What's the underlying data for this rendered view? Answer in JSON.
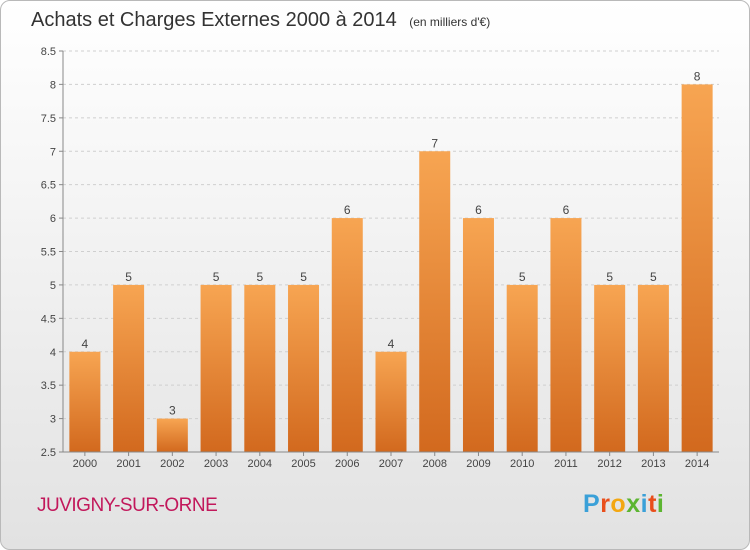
{
  "header": {
    "title": "Achats et Charges Externes 2000 à 2014",
    "unit_note": "(en milliers d'€)"
  },
  "footer": {
    "commune": "JUVIGNY-SUR-ORNE",
    "logo_letters": [
      "P",
      "r",
      "o",
      "x",
      "i",
      "t",
      "i"
    ],
    "logo_colors": [
      "#3aa0d8",
      "#e94e1b",
      "#f3a712",
      "#5cb531",
      "#3aa0d8",
      "#e94e1b",
      "#5cb531"
    ]
  },
  "chart_data": {
    "type": "bar",
    "categories": [
      "2000",
      "2001",
      "2002",
      "2003",
      "2004",
      "2005",
      "2006",
      "2007",
      "2008",
      "2009",
      "2010",
      "2011",
      "2012",
      "2013",
      "2014"
    ],
    "values": [
      4,
      5,
      3,
      5,
      5,
      5,
      6,
      4,
      7,
      6,
      5,
      6,
      5,
      5,
      8
    ],
    "data_labels": [
      "4",
      "5",
      "3",
      "5",
      "5",
      "5",
      "6",
      "4",
      "7",
      "6",
      "5",
      "6",
      "5",
      "5",
      "8"
    ],
    "ylim": [
      2.5,
      8.5
    ],
    "yticks": [
      "2.5",
      "3",
      "3.5",
      "4",
      "4.5",
      "5",
      "5.5",
      "6",
      "6.5",
      "7",
      "7.5",
      "8",
      "8.5"
    ],
    "grid": "horizontal-dashed",
    "colors": {
      "bar_top": "#f7a552",
      "bar_bottom": "#d2691e",
      "axis": "#888888",
      "text": "#444444"
    }
  }
}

· · · ·

PROBLEM REQUIREMENTS. Write out each line again precisely as it appears, skipping every picture.

RESULT.
What's the underlying data for this rendered view? Answer in JSON.
{
  "header": {
    "title": "Achats et Charges Externes 2000 à 2014",
    "unit_note": "(en milliers d'€)"
  },
  "footer": {
    "commune": "JUVIGNY-SUR-ORNE",
    "logo_letters": [
      "P",
      "r",
      "o",
      "x",
      "i",
      "t",
      "i"
    ],
    "logo_colors": [
      "#3aa0d8",
      "#e94e1b",
      "#f3a712",
      "#5cb531",
      "#3aa0d8",
      "#e94e1b",
      "#5cb531"
    ]
  },
  "chart_data": {
    "type": "bar",
    "categories": [
      "2000",
      "2001",
      "2002",
      "2003",
      "2004",
      "2005",
      "2006",
      "2007",
      "2008",
      "2009",
      "2010",
      "2011",
      "2012",
      "2013",
      "2014"
    ],
    "values": [
      4,
      5,
      3,
      5,
      5,
      5,
      6,
      4,
      7,
      6,
      5,
      6,
      5,
      5,
      8
    ],
    "data_labels": [
      "4",
      "5",
      "3",
      "5",
      "5",
      "5",
      "6",
      "4",
      "7",
      "6",
      "5",
      "6",
      "5",
      "5",
      "8"
    ],
    "ylim": [
      2.5,
      8.5
    ],
    "yticks": [
      "2.5",
      "3",
      "3.5",
      "4",
      "4.5",
      "5",
      "5.5",
      "6",
      "6.5",
      "7",
      "7.5",
      "8",
      "8.5"
    ],
    "grid": "horizontal-dashed",
    "colors": {
      "bar_top": "#f7a552",
      "bar_bottom": "#d2691e",
      "axis": "#888888",
      "text": "#444444"
    }
  }
}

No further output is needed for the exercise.